## Stored data
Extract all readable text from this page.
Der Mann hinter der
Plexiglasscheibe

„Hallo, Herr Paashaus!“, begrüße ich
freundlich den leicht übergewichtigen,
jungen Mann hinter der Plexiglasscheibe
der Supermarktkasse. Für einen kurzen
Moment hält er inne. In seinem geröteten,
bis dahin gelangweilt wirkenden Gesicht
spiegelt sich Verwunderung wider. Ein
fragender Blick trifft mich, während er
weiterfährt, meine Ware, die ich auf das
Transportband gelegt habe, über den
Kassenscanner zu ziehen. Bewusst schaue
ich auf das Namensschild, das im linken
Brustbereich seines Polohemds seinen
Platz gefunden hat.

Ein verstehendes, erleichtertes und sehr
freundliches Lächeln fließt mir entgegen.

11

## Stated task
Look through the records and gather each line with the word "hinter".

## Result for this task
Der Mann hinter der
jungen Mann hinter der Plexiglasscheibe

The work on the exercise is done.